__WHAT THE EXERCISE ASKS__. Retype every entry exactly, character for character.

__GIVEN ENTRIES__.
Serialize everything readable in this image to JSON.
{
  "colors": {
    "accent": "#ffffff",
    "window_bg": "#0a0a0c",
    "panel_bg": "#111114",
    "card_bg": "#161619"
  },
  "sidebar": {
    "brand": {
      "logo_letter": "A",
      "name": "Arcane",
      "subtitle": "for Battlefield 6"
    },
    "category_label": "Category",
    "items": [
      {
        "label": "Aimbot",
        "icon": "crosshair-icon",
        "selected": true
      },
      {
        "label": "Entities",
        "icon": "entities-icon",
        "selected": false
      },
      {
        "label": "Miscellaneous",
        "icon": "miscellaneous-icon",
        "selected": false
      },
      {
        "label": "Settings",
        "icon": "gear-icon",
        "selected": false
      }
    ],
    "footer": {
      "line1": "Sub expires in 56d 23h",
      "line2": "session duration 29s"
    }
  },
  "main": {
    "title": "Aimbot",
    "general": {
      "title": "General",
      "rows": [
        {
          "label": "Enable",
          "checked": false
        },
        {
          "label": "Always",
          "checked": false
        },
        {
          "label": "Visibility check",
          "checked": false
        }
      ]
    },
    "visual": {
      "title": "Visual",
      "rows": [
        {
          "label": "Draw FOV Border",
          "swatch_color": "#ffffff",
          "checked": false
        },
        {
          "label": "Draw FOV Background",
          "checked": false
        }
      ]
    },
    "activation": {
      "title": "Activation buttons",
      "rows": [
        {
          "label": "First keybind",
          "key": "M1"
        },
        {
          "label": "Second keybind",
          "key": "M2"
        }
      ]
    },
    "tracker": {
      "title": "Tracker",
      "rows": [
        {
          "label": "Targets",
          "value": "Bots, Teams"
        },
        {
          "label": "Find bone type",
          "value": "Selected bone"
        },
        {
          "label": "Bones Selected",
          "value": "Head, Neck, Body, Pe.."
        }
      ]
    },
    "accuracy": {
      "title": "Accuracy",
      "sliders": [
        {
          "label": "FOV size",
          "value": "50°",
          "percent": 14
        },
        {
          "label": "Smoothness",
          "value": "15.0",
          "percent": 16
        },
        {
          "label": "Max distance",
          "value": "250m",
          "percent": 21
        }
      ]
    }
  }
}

__REPLY TO THE EXERCISE__.
Serialize everything readable in this image to JSON.
{
  "colors": {
    "accent": "#ffffff",
    "window_bg": "#0a0a0c",
    "panel_bg": "#111114",
    "card_bg": "#161619"
  },
  "sidebar": {
    "brand": {
      "logo_letter": "A",
      "name": "Arcane",
      "subtitle": "for Battlefield 6"
    },
    "category_label": "Category",
    "items": [
      {
        "label": "Aimbot",
        "icon": "crosshair-icon",
        "selected": true
      },
      {
        "label": "Entities",
        "icon": "entities-icon",
        "selected": false
      },
      {
        "label": "Miscellaneous",
        "icon": "miscellaneous-icon",
        "selected": false
      },
      {
        "label": "Settings",
        "icon": "gear-icon",
        "selected": false
      }
    ],
    "footer": {
      "line1": "Sub expires in 56d 23h",
      "line2": "session duration 29s"
    }
  },
  "main": {
    "title": "Aimbot",
    "general": {
      "title": "General",
      "rows": [
        {
          "label": "Enable",
          "checked": false
        },
        {
          "label": "Always",
          "checked": false
        },
        {
          "label": "Visibility check",
          "checked": false
        }
      ]
    },
    "visual": {
      "title": "Visual",
      "rows": [
        {
          "label": "Draw FOV Border",
          "swatch_color": "#ffffff",
          "checked": false
        },
        {
          "label": "Draw FOV Background",
          "checked": false
        }
      ]
    },
    "activation": {
      "title": "Activation buttons",
      "rows": [
        {
          "label": "First keybind",
          "key": "M1"
        },
        {
          "label": "Second keybind",
          "key": "M2"
        }
      ]
    },
    "tracker": {
      "title": "Tracker",
      "rows": [
        {
          "label": "Targets",
          "value": "Bots, Teams"
        },
        {
          "label": "Find bone type",
          "value": "Selected bone"
        },
        {
          "label": "Bones Selected",
          "value": "Head, Neck, Body, Pe.."
        }
      ]
    },
    "accuracy": {
      "title": "Accuracy",
      "sliders": [
        {
          "label": "FOV size",
          "value": "50°",
          "percent": 14
        },
        {
          "label": "Smoothness",
          "value": "15.0",
          "percent": 16
        },
        {
          "label": "Max distance",
          "value": "250m",
          "percent": 21
        }
      ]
    }
  }
}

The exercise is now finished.